Stored data
□ □ □ □ □ □ □
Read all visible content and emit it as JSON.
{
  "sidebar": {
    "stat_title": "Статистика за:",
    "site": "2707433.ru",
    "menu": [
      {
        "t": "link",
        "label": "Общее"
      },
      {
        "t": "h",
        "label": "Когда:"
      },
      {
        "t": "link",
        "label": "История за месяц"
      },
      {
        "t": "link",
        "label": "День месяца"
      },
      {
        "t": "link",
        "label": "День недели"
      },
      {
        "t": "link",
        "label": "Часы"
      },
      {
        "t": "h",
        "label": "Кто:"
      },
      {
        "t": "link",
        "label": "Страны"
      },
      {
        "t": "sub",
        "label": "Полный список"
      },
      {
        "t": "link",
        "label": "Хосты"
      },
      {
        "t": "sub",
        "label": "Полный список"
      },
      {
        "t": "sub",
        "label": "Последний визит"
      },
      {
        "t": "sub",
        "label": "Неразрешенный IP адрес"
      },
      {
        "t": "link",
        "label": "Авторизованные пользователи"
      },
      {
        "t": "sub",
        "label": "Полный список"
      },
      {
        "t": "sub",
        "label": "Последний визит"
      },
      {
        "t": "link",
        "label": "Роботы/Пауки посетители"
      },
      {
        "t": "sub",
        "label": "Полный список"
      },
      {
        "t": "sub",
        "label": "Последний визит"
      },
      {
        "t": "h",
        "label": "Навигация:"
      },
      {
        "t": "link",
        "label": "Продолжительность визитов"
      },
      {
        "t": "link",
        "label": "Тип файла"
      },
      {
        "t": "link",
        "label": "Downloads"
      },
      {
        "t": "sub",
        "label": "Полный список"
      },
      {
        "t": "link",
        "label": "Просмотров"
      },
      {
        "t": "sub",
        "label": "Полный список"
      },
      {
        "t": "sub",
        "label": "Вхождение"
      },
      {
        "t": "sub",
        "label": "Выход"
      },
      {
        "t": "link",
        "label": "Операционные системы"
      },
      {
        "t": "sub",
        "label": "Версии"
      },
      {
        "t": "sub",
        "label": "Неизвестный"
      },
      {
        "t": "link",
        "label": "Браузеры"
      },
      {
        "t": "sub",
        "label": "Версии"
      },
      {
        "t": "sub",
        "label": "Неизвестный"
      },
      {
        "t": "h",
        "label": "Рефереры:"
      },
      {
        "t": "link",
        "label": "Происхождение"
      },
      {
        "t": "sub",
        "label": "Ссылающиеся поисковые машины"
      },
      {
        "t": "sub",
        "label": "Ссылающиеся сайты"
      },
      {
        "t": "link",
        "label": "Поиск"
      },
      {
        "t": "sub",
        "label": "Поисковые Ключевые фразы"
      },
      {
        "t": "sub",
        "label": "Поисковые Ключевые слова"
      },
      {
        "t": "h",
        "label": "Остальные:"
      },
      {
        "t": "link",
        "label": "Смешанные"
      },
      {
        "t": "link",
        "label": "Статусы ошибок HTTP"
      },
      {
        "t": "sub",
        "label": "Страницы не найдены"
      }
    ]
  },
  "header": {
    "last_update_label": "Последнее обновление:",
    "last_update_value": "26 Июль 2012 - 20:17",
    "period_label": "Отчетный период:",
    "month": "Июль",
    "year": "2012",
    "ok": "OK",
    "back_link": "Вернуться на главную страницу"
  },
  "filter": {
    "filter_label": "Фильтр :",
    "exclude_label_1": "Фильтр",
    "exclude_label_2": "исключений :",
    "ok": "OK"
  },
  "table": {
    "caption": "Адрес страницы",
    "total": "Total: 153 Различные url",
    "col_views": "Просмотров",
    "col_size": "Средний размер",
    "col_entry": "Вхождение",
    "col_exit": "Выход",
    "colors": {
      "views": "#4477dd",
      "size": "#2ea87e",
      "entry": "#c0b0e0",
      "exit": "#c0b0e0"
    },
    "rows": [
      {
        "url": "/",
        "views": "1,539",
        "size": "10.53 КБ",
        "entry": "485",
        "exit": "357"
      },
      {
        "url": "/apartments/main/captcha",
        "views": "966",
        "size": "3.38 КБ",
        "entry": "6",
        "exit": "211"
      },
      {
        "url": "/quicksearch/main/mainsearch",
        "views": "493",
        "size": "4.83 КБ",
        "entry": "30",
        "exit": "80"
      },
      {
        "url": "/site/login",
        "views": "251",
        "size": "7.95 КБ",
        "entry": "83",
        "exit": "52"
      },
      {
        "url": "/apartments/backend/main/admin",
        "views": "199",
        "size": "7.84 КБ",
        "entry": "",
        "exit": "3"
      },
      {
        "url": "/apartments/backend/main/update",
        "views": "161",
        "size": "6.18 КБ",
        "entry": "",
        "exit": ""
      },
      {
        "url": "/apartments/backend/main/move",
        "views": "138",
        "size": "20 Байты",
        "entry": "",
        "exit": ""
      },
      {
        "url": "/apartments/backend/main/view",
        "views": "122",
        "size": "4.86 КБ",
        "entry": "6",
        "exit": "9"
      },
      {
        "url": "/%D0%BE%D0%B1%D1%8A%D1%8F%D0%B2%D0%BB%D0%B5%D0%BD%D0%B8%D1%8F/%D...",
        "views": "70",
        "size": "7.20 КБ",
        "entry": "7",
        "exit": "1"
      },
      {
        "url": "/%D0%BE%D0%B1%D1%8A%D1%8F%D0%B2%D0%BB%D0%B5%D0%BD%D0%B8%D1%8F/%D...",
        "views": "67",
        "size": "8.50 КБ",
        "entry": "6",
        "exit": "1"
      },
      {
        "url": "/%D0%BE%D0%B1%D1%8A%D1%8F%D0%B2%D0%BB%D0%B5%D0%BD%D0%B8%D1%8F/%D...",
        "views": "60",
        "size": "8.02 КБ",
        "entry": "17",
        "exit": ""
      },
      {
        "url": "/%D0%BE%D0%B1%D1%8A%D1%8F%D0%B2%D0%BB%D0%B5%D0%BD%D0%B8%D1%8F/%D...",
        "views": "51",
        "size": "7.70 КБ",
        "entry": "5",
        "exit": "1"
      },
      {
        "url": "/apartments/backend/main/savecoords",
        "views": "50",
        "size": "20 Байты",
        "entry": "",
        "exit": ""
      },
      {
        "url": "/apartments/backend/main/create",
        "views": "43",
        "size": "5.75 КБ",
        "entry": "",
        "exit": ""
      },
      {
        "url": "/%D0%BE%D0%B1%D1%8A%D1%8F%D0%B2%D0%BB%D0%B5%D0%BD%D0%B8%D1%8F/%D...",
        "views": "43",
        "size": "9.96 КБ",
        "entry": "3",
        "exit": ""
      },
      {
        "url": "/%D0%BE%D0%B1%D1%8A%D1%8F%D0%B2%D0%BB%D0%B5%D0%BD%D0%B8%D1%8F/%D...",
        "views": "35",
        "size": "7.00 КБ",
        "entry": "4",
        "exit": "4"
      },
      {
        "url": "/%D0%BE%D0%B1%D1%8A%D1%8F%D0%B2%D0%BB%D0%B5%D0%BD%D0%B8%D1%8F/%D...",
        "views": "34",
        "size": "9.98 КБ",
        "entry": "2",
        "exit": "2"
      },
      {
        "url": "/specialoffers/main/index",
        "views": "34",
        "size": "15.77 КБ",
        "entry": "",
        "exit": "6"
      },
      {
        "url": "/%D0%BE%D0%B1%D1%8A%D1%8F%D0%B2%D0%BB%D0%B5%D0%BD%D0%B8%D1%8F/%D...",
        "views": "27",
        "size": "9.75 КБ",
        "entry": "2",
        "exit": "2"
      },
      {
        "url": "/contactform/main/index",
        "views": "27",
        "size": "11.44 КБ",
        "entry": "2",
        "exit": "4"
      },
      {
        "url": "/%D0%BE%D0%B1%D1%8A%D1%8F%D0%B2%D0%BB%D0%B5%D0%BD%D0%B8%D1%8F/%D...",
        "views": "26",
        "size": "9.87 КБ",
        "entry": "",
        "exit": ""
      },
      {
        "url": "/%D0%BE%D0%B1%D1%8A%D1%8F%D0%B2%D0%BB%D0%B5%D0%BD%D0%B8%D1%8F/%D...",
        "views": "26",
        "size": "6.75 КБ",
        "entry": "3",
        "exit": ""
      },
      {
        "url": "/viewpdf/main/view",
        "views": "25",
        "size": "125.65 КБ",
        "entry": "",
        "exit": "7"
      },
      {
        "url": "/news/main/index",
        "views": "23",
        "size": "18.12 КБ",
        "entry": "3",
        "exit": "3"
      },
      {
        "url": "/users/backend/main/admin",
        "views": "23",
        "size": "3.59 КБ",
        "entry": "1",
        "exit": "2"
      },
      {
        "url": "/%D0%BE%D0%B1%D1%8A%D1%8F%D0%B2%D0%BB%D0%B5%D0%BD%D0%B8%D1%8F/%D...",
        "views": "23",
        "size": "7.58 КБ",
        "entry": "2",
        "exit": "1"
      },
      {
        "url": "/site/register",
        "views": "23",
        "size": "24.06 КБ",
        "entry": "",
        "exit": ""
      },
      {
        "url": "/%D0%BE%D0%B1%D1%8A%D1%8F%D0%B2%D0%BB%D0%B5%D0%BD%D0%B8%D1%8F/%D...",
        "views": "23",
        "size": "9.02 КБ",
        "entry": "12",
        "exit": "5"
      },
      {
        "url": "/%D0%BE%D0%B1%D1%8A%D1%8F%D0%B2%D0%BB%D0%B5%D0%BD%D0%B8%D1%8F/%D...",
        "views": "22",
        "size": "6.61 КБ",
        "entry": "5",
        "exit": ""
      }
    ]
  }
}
□ □ □ □ □ □ □
## Task details:
Give only the count of lines in this material that contain the string "Ссылающиеся".

## The output:
2